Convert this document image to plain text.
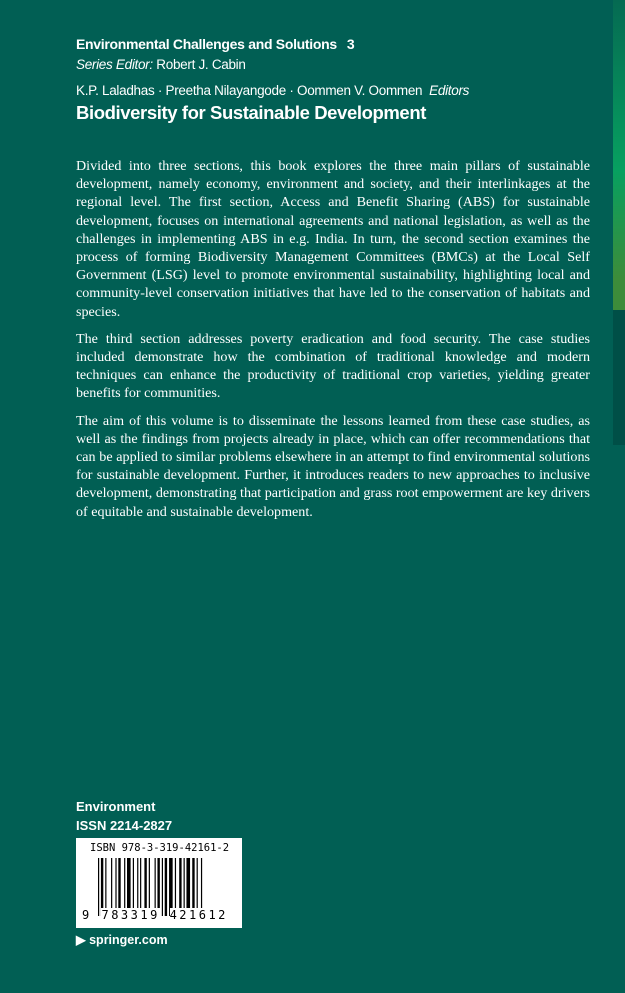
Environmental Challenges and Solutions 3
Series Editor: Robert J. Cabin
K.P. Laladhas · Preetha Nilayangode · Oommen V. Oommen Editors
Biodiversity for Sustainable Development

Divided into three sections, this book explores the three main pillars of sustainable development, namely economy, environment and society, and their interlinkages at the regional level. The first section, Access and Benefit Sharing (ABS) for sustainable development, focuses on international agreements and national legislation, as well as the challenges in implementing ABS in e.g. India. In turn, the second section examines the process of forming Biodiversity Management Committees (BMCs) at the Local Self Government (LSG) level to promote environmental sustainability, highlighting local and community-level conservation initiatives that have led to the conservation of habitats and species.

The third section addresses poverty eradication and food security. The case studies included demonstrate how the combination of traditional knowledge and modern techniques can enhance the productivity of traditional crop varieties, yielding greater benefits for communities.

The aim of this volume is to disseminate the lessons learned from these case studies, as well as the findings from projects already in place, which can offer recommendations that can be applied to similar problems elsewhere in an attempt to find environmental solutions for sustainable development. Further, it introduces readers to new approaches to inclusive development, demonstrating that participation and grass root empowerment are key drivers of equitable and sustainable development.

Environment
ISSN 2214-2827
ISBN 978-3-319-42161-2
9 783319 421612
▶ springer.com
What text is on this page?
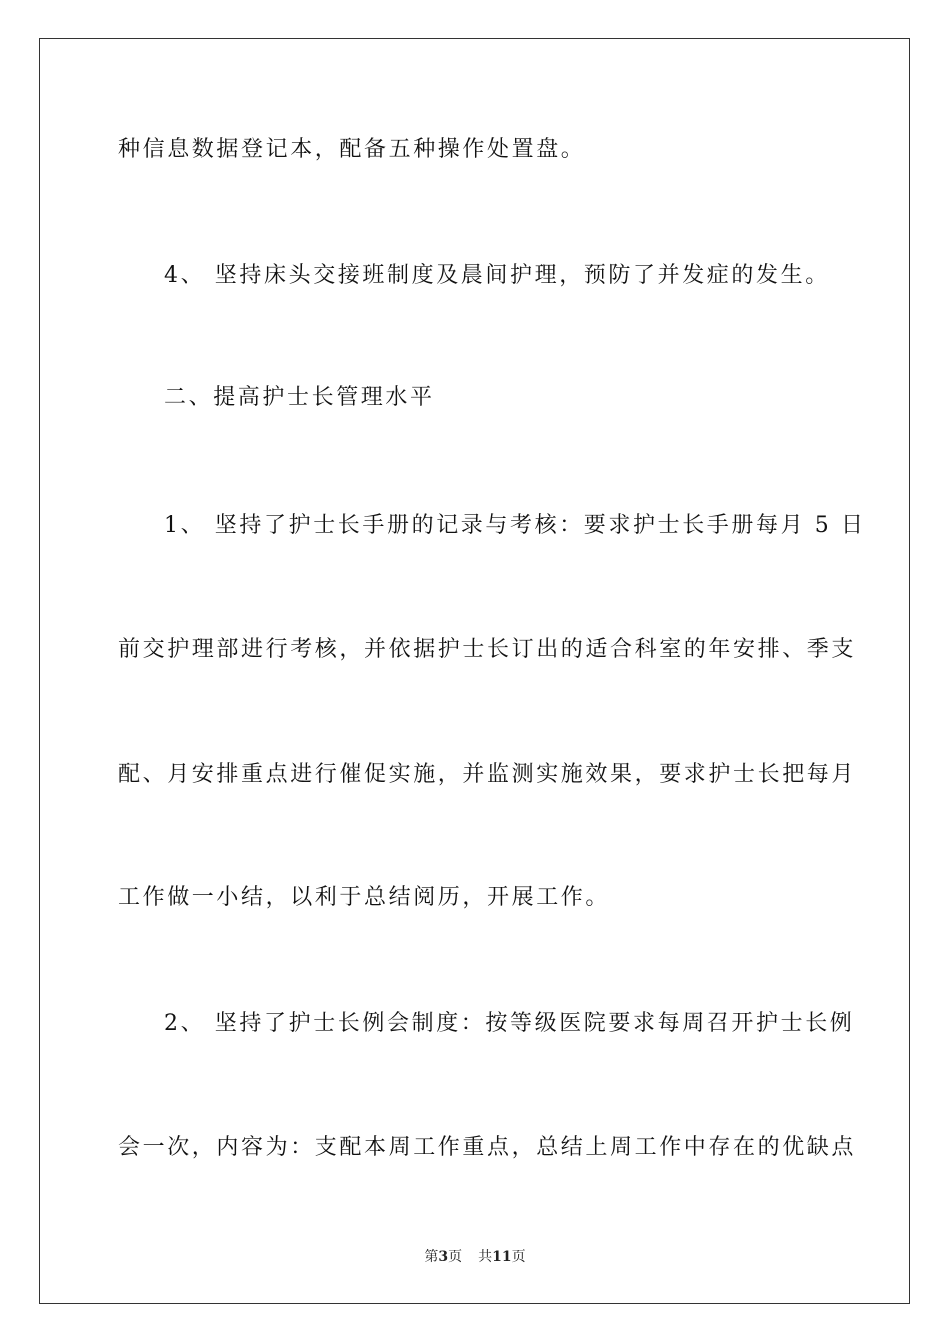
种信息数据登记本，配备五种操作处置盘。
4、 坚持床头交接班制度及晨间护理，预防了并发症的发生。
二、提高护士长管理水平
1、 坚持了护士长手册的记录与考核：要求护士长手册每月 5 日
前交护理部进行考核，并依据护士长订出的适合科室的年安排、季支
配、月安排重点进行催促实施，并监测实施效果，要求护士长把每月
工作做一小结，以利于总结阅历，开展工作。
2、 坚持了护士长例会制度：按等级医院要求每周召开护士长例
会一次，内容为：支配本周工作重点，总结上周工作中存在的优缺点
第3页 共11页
- - - - - - -
WRITTEN PROBLEM: Write down exactly the lines running from the line with "What text is on this page?" through the end of the material, both ends included, and none of the pictures.

COMPLETE ANSWER:
What text is on this page?
种信息数据登记本，配备五种操作处置盘。
4、 坚持床头交接班制度及晨间护理，预防了并发症的发生。
二、提高护士长管理水平
1、 坚持了护士长手册的记录与考核：要求护士长手册每月 5 日
前交护理部进行考核，并依据护士长订出的适合科室的年安排、季支
配、月安排重点进行催促实施，并监测实施效果，要求护士长把每月
工作做一小结，以利于总结阅历，开展工作。
2、 坚持了护士长例会制度：按等级医院要求每周召开护士长例
会一次，内容为：支配本周工作重点，总结上周工作中存在的优缺点
第3页 共11页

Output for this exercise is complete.